**GIVEN PROBLEM**:
Output each line exactly as it appears, skipping any embedded picture.
-- start DATA SECTION --
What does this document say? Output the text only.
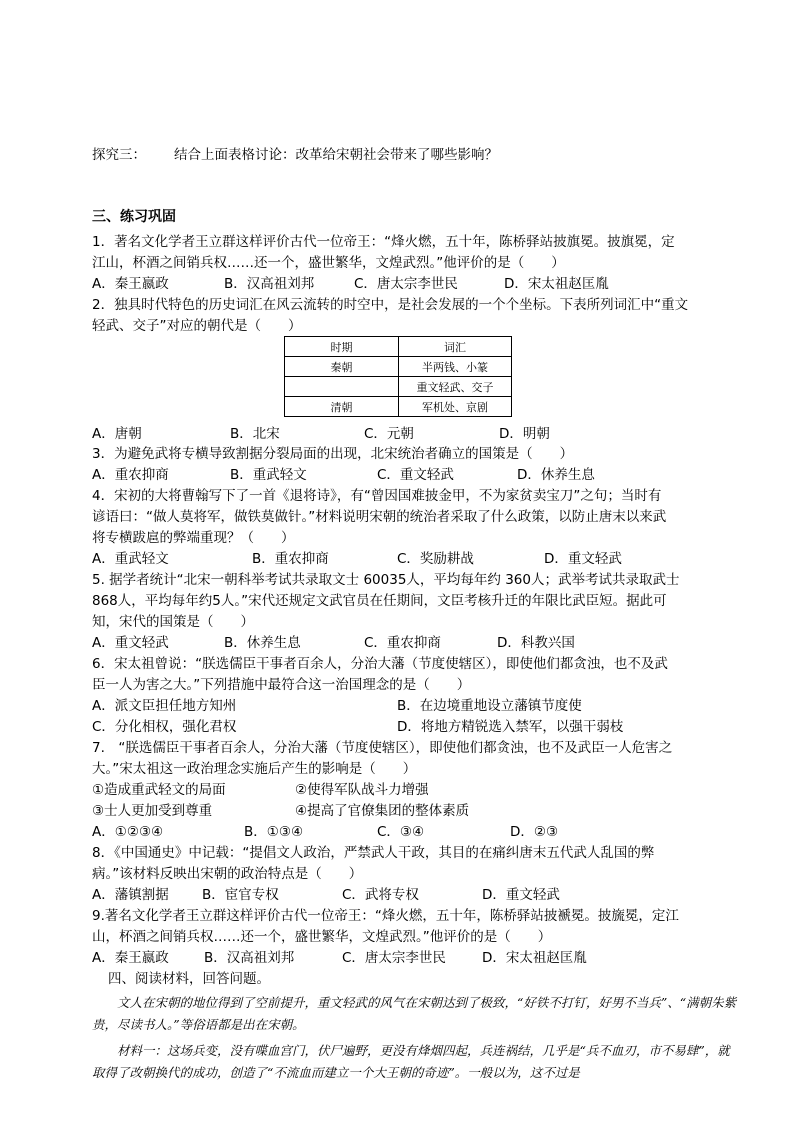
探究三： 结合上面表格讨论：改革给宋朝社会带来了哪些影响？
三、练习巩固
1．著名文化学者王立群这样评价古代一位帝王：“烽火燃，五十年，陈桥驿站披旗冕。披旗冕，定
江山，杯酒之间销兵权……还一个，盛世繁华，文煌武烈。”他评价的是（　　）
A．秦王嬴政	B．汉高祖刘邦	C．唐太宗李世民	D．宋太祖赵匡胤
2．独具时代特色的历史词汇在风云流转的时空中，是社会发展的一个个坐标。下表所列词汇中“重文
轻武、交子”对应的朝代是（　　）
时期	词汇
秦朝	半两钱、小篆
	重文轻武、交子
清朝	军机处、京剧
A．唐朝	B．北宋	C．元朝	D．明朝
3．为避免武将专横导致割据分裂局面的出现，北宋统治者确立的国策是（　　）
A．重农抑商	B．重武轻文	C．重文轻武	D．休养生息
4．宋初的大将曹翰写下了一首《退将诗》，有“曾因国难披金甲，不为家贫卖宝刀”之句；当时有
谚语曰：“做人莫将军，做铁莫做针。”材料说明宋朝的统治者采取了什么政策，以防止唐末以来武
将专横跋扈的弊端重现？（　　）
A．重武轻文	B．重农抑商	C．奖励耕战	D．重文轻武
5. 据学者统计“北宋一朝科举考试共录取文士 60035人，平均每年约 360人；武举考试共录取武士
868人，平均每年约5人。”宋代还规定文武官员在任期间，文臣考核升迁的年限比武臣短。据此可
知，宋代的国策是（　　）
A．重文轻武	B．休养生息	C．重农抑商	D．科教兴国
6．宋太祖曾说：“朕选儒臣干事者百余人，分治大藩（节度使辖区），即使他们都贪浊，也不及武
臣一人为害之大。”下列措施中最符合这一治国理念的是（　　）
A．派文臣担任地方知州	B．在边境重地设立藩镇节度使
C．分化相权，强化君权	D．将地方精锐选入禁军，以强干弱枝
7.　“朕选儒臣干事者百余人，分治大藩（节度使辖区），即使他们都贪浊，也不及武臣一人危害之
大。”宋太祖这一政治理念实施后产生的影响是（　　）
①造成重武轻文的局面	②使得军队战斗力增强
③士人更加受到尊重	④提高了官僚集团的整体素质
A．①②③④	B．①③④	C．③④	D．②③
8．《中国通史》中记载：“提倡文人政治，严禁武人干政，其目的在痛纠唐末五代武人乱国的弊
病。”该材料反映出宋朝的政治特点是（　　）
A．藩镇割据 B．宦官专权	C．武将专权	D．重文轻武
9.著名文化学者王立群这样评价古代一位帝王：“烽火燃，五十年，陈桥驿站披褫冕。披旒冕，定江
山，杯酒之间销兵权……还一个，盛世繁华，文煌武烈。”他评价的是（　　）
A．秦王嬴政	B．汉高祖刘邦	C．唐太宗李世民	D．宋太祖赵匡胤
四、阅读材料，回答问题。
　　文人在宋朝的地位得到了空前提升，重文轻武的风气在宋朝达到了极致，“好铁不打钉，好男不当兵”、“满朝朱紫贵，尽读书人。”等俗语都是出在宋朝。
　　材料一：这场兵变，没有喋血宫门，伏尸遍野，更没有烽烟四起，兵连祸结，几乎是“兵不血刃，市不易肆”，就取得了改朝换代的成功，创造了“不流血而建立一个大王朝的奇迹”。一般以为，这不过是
-- end DATA SECTION --
**PROBLEM SOLUTION**:
What does this document say? Output the text only.
探究三： 结合上面表格讨论：改革给宋朝社会带来了哪些影响？
三、练习巩固
1．著名文化学者王立群这样评价古代一位帝王：“烽火燃，五十年，陈桥驿站披旗冕。披旗冕，定
江山，杯酒之间销兵权……还一个，盛世繁华，文煌武烈。”他评价的是（　　）
A．秦王嬴政	B．汉高祖刘邦	C．唐太宗李世民	D．宋太祖赵匡胤
2．独具时代特色的历史词汇在风云流转的时空中，是社会发展的一个个坐标。下表所列词汇中“重文
轻武、交子”对应的朝代是（　　）
时期	词汇
秦朝	半两钱、小篆
	重文轻武、交子
清朝	军机处、京剧
A．唐朝	B．北宋	C．元朝	D．明朝
3．为避免武将专横导致割据分裂局面的出现，北宋统治者确立的国策是（　　）
A．重农抑商	B．重武轻文	C．重文轻武	D．休养生息
4．宋初的大将曹翰写下了一首《退将诗》，有“曾因国难披金甲，不为家贫卖宝刀”之句；当时有
谚语曰：“做人莫将军，做铁莫做针。”材料说明宋朝的统治者采取了什么政策，以防止唐末以来武
将专横跋扈的弊端重现？（　　）
A．重武轻文	B．重农抑商	C．奖励耕战	D．重文轻武
5. 据学者统计“北宋一朝科举考试共录取文士 60035人，平均每年约 360人；武举考试共录取武士
868人，平均每年约5人。”宋代还规定文武官员在任期间，文臣考核升迁的年限比武臣短。据此可
知，宋代的国策是（　　）
A．重文轻武	B．休养生息	C．重农抑商	D．科教兴国
6．宋太祖曾说：“朕选儒臣干事者百余人，分治大藩（节度使辖区），即使他们都贪浊，也不及武
臣一人为害之大。”下列措施中最符合这一治国理念的是（　　）
A．派文臣担任地方知州	B．在边境重地设立藩镇节度使
C．分化相权，强化君权	D．将地方精锐选入禁军，以强干弱枝
7.　“朕选儒臣干事者百余人，分治大藩（节度使辖区），即使他们都贪浊，也不及武臣一人危害之
大。”宋太祖这一政治理念实施后产生的影响是（　　）
①造成重武轻文的局面	②使得军队战斗力增强
③士人更加受到尊重	④提高了官僚集团的整体素质
A．①②③④	B．①③④	C．③④	D．②③
8．《中国通史》中记载：“提倡文人政治，严禁武人干政，其目的在痛纠唐末五代武人乱国的弊
病。”该材料反映出宋朝的政治特点是（　　）
A．藩镇割据 B．宦官专权	C．武将专权	D．重文轻武
9.著名文化学者王立群这样评价古代一位帝王：“烽火燃，五十年，陈桥驿站披褫冕。披旒冕，定江
山，杯酒之间销兵权……还一个，盛世繁华，文煌武烈。”他评价的是（　　）
A．秦王嬴政	B．汉高祖刘邦	C．唐太宗李世民	D．宋太祖赵匡胤
四、阅读材料，回答问题。
　　文人在宋朝的地位得到了空前提升，重文轻武的风气在宋朝达到了极致，“好铁不打钉，好男不当兵”、“满朝朱紫贵，尽读书人。”等俗语都是出在宋朝。
　　材料一：这场兵变，没有喋血宫门，伏尸遍野，更没有烽烟四起，兵连祸结，几乎是“兵不血刃，市不易肆”，就取得了改朝换代的成功，创造了“不流血而建立一个大王朝的奇迹”。一般以为，这不过是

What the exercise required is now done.